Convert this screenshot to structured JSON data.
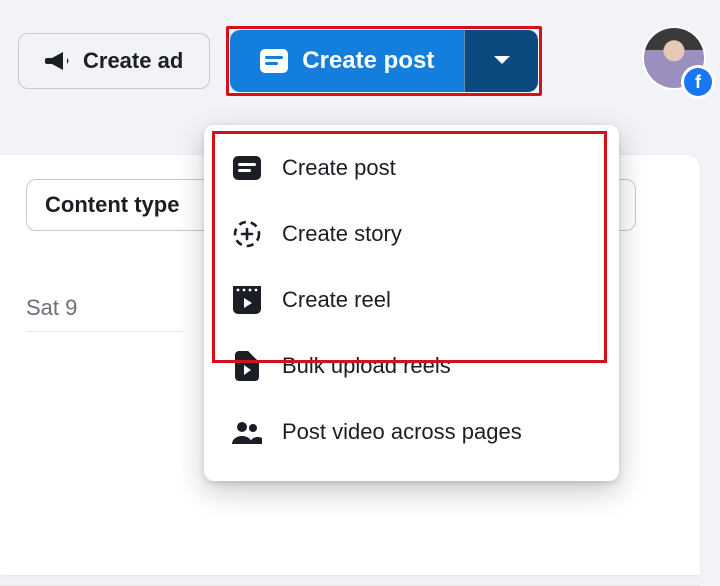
{
  "topbar": {
    "create_ad_label": "Create ad",
    "create_post_label": "Create post"
  },
  "content": {
    "content_type_label": "Content type",
    "day_label": "Sat 9"
  },
  "dropdown": {
    "items": [
      {
        "label": "Create post"
      },
      {
        "label": "Create story"
      },
      {
        "label": "Create reel"
      },
      {
        "label": "Bulk upload reels"
      },
      {
        "label": "Post video across pages"
      }
    ]
  },
  "avatar": {
    "platform_badge": "f"
  }
}
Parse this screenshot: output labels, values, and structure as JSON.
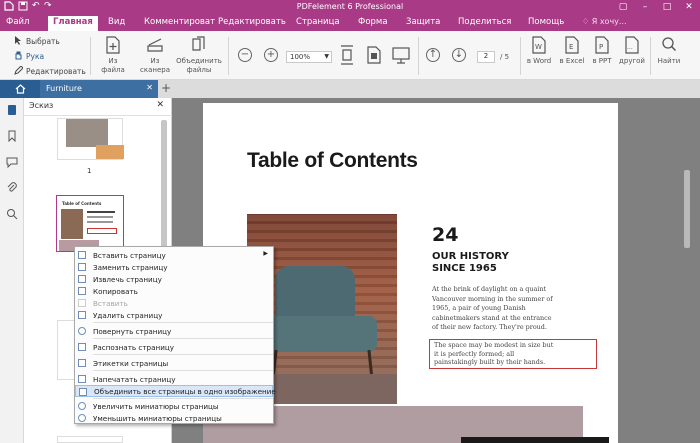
{
  "app": {
    "title": "PDFelement 6 Professional",
    "accent": "#a93a86"
  },
  "menu": {
    "items": [
      "Файл",
      "Главная",
      "Вид",
      "Комментироват",
      "Редактировать",
      "Страница",
      "Форма",
      "Защита",
      "Поделиться",
      "Помощь"
    ],
    "active": "Главная",
    "search": "Я хочу..."
  },
  "ribbon": {
    "select": "Выбрать",
    "hand": "Рука",
    "edit": "Редактировать",
    "from_file": "Из файла",
    "from_scanner": "Из сканера",
    "combine": "Объединить файлы",
    "zoom": "100%",
    "page_current": "2",
    "page_total": "/ 5",
    "to_word": "в Word",
    "to_excel": "в Excel",
    "to_ppt": "в PPT",
    "other": "другой",
    "find": "Найти"
  },
  "tabs": {
    "document": "Furniture"
  },
  "thumbnails": {
    "title": "Эскиз",
    "page1": "1",
    "mini_title": "Table of Contents"
  },
  "context_menu": [
    {
      "label": "Вставить страницу",
      "disabled": false,
      "submenu": true
    },
    {
      "label": "Заменить страницу",
      "disabled": false
    },
    {
      "label": "Извлечь страницу",
      "disabled": false
    },
    {
      "label": "Копировать",
      "disabled": false
    },
    {
      "label": "Вставить",
      "disabled": true
    },
    {
      "label": "Удалить страницу",
      "disabled": false
    },
    {
      "label": "Повернуть страницу",
      "disabled": false
    },
    {
      "label": "Распознать страницу",
      "disabled": false
    },
    {
      "label": "Этикетки страницы",
      "disabled": false
    },
    {
      "label": "Напечатать страницу",
      "disabled": false
    },
    {
      "label": "Объединить все страницы в одно изображение",
      "disabled": false,
      "highlighted": true
    },
    {
      "label": "Увеличить миниатюры страницы",
      "disabled": false
    },
    {
      "label": "Уменьшить миниатюры страницы",
      "disabled": false
    }
  ],
  "page": {
    "title": "Table of Contents",
    "number": "24",
    "heading": "OUR HISTORY\nSINCE 1965",
    "body": "At the brink of daylight on a quaint Vancouver morning in the summer of 1965, a pair of young Danish cabinetmakers stand at the entrance of their new factory. They're proud.",
    "boxed": "The space may be modest in size but it is perfectly formed; all painstakingly built by their hands."
  }
}
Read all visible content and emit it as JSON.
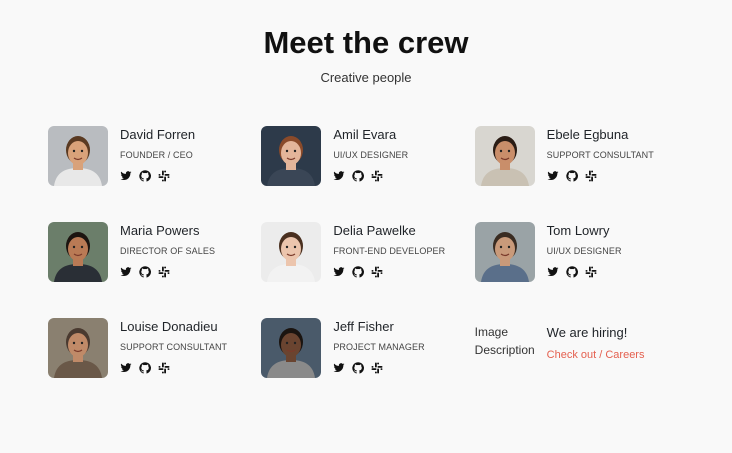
{
  "header": {
    "title": "Meet the crew",
    "subtitle": "Creative people"
  },
  "team": [
    {
      "name": "David Forren",
      "role": "Founder / CEO",
      "skin": "#d9a27a",
      "hair": "#5a3a22",
      "bg": "#b9bcc0",
      "shirt": "#e8e8e8"
    },
    {
      "name": "Amil Evara",
      "role": "UI/UX Designer",
      "skin": "#e3b59a",
      "hair": "#8a4a2a",
      "bg": "#2d3a4a",
      "shirt": "#3a4656"
    },
    {
      "name": "Ebele Egbuna",
      "role": "Support Consultant",
      "skin": "#c98e6a",
      "hair": "#2a1c14",
      "bg": "#d8d6d0",
      "shirt": "#c9c1b3"
    },
    {
      "name": "Maria Powers",
      "role": "Director of Sales",
      "skin": "#b97a55",
      "hair": "#1c1410",
      "bg": "#6b7e6a",
      "shirt": "#2a2f36"
    },
    {
      "name": "Delia Pawelke",
      "role": "Front-end Developer",
      "skin": "#ecc5ad",
      "hair": "#4a3020",
      "bg": "#ececec",
      "shirt": "#f2f2f2"
    },
    {
      "name": "Tom Lowry",
      "role": "UI/UX Designer",
      "skin": "#c99a7a",
      "hair": "#3a2c22",
      "bg": "#9aa3a6",
      "shirt": "#5a6f8a"
    },
    {
      "name": "Louise Donadieu",
      "role": "Support Consultant",
      "skin": "#c08a68",
      "hair": "#4a3a30",
      "bg": "#8a8070",
      "shirt": "#6a5848"
    },
    {
      "name": "Jeff Fisher",
      "role": "Project Manager",
      "skin": "#6a4430",
      "hair": "#1a1410",
      "bg": "#4a5a6a",
      "shirt": "#8a8a8a"
    }
  ],
  "hiring": {
    "image_alt": "Image Description",
    "title": "We are hiring!",
    "link": "Check out / Careers"
  },
  "social_icons": [
    "twitter-icon",
    "github-icon",
    "slack-icon"
  ],
  "colors": {
    "link": "#e4604f",
    "background": "#f9f9f9"
  }
}
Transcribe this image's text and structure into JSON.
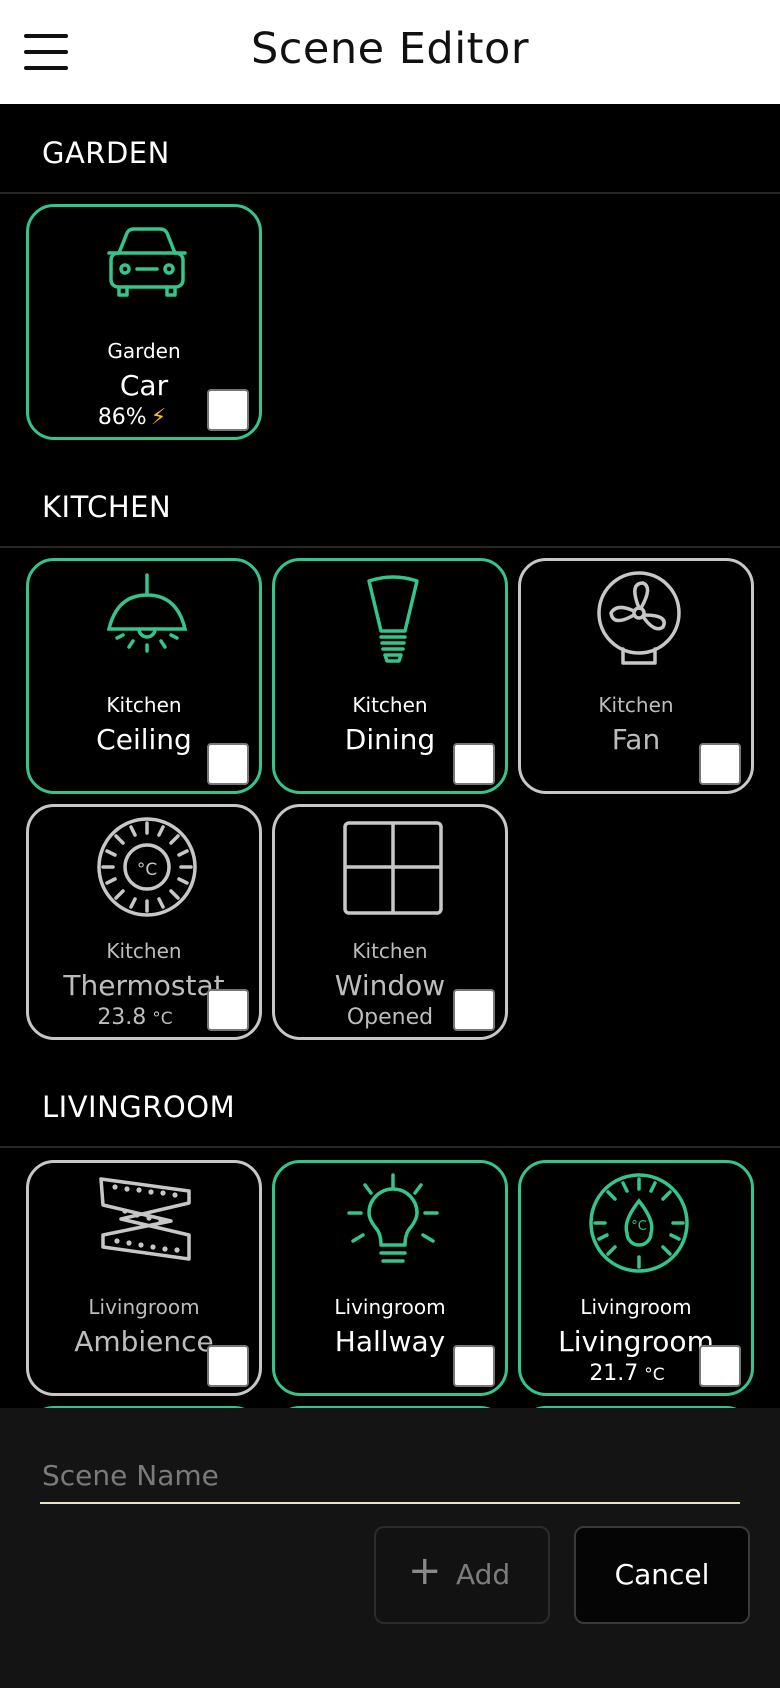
{
  "app": {
    "title": "Scene Editor"
  },
  "colors": {
    "active": "#33c58c",
    "inactive": "#c7c7c7",
    "background": "#000000",
    "bolt": "#f2c21b"
  },
  "sections": [
    {
      "label": "GARDEN",
      "tiles": [
        {
          "room": "Garden",
          "name": "Car",
          "status": "86%",
          "icon": "car-icon",
          "active": true,
          "checked": false
        }
      ]
    },
    {
      "label": "KITCHEN",
      "tiles": [
        {
          "room": "Kitchen",
          "name": "Ceiling",
          "icon": "ceiling-lamp-icon",
          "active": true,
          "checked": false
        },
        {
          "room": "Kitchen",
          "name": "Dining",
          "icon": "bulb-spot-icon",
          "active": true,
          "checked": false
        },
        {
          "room": "Kitchen",
          "name": "Fan",
          "icon": "fan-icon",
          "active": false,
          "checked": false
        },
        {
          "room": "Kitchen",
          "name": "Thermostat",
          "status": "23.8",
          "unit": "°C",
          "icon": "thermostat-icon",
          "active": false,
          "checked": false
        },
        {
          "room": "Kitchen",
          "name": "Window",
          "status": "Opened",
          "icon": "window-icon",
          "active": false,
          "checked": false
        }
      ]
    },
    {
      "label": "LIVINGROOM",
      "tiles": [
        {
          "room": "Livingroom",
          "name": "Ambience",
          "icon": "led-strip-icon",
          "active": false,
          "checked": false
        },
        {
          "room": "Livingroom",
          "name": "Hallway",
          "icon": "bulb-icon",
          "active": true,
          "checked": false
        },
        {
          "room": "Livingroom",
          "name": "Livingroom",
          "status": "21.7",
          "unit": "°C",
          "icon": "thermostat-icon",
          "active": true,
          "checked": false
        }
      ]
    }
  ],
  "scene_name": {
    "placeholder": "Scene Name",
    "value": ""
  },
  "buttons": {
    "add": "Add",
    "cancel": "Cancel"
  }
}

INSTRUCTION
Check each line of the records above for the string "Table", and report every line that has it.

COMPLETE OUTPUT
    "mini_title": "Table of Contents"
    "title": "Table of Contents",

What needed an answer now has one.